RECORDS SUPPLIED –
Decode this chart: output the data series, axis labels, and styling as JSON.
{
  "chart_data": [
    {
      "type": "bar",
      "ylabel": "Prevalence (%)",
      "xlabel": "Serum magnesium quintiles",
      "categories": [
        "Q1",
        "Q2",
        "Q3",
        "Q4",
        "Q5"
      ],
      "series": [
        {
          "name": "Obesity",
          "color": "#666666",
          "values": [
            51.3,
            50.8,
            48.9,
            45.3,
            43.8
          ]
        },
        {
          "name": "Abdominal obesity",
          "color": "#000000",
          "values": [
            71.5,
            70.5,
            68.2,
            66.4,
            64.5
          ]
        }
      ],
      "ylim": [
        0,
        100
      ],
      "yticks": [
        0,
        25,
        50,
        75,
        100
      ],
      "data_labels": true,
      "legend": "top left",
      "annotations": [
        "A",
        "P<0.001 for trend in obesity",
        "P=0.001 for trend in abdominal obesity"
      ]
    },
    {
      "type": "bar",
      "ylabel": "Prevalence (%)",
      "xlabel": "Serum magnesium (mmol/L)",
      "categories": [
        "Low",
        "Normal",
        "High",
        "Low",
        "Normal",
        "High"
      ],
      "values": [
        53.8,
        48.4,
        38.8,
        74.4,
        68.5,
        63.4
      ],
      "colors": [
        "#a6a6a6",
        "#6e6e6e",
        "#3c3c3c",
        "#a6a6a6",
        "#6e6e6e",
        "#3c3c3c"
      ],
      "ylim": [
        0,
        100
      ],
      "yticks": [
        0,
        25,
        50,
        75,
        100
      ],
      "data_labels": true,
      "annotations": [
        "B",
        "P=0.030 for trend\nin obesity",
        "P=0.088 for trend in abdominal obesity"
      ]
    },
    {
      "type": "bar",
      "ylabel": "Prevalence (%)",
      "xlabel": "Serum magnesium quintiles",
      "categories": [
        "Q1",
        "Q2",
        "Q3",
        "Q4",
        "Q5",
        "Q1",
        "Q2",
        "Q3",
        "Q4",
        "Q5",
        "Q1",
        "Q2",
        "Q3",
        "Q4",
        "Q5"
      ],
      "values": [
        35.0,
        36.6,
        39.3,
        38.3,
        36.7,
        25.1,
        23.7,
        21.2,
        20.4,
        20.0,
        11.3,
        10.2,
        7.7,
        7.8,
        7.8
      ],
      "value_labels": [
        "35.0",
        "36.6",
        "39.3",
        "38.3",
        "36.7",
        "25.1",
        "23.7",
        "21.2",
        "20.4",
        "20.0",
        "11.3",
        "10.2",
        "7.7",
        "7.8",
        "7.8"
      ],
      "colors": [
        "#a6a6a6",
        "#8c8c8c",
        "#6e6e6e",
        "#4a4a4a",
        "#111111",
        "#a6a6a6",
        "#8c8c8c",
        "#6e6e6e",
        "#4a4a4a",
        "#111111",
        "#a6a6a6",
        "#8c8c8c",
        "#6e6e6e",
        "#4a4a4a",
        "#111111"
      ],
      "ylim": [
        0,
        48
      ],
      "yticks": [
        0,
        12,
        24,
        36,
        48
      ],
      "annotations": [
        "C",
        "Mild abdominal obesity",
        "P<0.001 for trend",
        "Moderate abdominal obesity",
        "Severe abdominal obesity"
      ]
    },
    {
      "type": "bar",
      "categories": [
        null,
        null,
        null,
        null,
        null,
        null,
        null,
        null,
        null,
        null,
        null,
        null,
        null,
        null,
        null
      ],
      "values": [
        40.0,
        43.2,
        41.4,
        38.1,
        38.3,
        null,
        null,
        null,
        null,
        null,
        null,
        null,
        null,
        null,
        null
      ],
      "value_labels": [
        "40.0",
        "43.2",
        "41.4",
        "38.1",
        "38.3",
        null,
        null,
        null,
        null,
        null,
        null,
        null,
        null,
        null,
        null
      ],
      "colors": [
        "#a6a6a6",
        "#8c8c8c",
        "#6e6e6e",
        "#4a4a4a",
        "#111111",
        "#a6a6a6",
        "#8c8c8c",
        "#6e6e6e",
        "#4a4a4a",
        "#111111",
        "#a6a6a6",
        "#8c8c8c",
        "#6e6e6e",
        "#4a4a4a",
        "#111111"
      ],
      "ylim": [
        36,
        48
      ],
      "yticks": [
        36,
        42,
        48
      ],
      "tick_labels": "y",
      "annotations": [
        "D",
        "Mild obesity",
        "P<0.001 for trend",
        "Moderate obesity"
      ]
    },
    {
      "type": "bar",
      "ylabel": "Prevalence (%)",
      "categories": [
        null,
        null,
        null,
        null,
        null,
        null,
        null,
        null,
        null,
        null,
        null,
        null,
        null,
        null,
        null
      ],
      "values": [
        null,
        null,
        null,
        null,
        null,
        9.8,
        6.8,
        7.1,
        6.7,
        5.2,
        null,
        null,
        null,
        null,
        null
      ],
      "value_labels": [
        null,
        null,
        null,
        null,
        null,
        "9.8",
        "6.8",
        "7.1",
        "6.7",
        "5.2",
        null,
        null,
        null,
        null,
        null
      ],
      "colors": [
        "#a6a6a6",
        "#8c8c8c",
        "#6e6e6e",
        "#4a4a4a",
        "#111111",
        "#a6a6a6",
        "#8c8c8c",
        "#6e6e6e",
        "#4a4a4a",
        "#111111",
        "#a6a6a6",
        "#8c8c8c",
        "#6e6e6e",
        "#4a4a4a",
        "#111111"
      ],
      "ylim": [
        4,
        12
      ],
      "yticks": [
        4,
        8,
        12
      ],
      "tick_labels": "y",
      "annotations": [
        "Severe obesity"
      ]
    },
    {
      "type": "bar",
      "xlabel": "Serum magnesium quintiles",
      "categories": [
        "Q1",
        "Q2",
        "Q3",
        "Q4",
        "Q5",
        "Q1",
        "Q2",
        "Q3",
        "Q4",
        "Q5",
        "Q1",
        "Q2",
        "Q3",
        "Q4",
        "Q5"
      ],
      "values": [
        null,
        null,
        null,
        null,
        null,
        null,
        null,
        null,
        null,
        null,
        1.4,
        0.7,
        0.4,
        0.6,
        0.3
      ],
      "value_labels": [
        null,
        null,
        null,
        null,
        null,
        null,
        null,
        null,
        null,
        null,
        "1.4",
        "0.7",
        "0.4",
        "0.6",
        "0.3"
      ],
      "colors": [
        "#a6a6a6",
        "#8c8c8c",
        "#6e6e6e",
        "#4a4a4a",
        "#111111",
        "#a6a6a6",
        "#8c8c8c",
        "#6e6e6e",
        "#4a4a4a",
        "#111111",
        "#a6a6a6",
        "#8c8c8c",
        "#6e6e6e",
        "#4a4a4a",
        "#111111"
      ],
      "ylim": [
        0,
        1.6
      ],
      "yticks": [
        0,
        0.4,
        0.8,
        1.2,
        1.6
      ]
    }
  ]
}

TASK REQUIREMENTS – Give nothing but the number of lines containing the string "Mild".

RESPONSE – 2